=== Given data ===
------------------------------------

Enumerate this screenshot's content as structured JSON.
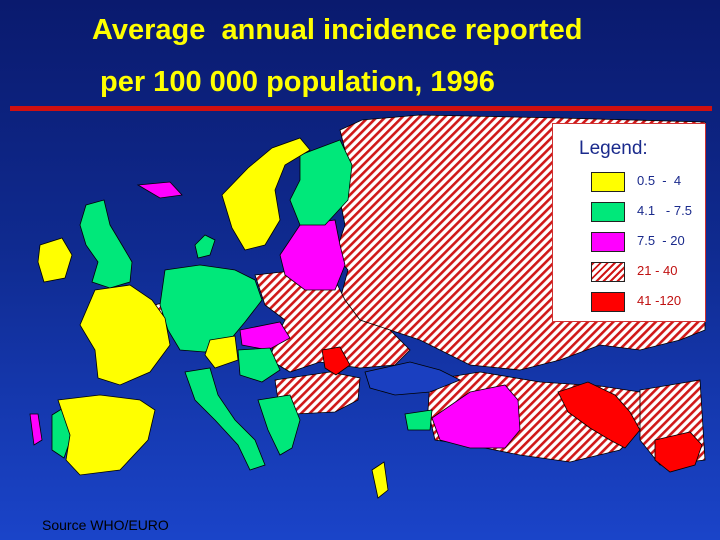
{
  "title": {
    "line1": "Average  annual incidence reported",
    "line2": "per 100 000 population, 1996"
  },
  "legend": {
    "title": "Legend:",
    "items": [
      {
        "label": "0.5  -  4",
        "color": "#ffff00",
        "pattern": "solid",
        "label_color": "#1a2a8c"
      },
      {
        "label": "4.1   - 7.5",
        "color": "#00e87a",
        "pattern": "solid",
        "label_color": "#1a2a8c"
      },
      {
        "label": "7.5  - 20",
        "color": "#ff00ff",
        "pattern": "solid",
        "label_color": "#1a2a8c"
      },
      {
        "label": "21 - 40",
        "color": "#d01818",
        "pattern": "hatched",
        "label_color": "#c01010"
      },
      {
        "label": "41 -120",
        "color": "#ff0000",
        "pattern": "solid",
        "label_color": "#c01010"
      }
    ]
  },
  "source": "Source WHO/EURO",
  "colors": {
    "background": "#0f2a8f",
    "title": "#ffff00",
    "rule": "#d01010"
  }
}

------------------------------------

=== Exercise goal ===
Repeat all of the data above word for word, minus the pictures.

=== Task result ===
Enumerate this screenshot's content as structured JSON.
{
  "title": {
    "line1": "Average  annual incidence reported",
    "line2": "per 100 000 population, 1996"
  },
  "legend": {
    "title": "Legend:",
    "items": [
      {
        "label": "0.5  -  4",
        "color": "#ffff00",
        "pattern": "solid",
        "label_color": "#1a2a8c"
      },
      {
        "label": "4.1   - 7.5",
        "color": "#00e87a",
        "pattern": "solid",
        "label_color": "#1a2a8c"
      },
      {
        "label": "7.5  - 20",
        "color": "#ff00ff",
        "pattern": "solid",
        "label_color": "#1a2a8c"
      },
      {
        "label": "21 - 40",
        "color": "#d01818",
        "pattern": "hatched",
        "label_color": "#c01010"
      },
      {
        "label": "41 -120",
        "color": "#ff0000",
        "pattern": "solid",
        "label_color": "#c01010"
      }
    ]
  },
  "source": "Source WHO/EURO",
  "colors": {
    "background": "#0f2a8f",
    "title": "#ffff00",
    "rule": "#d01010"
  }
}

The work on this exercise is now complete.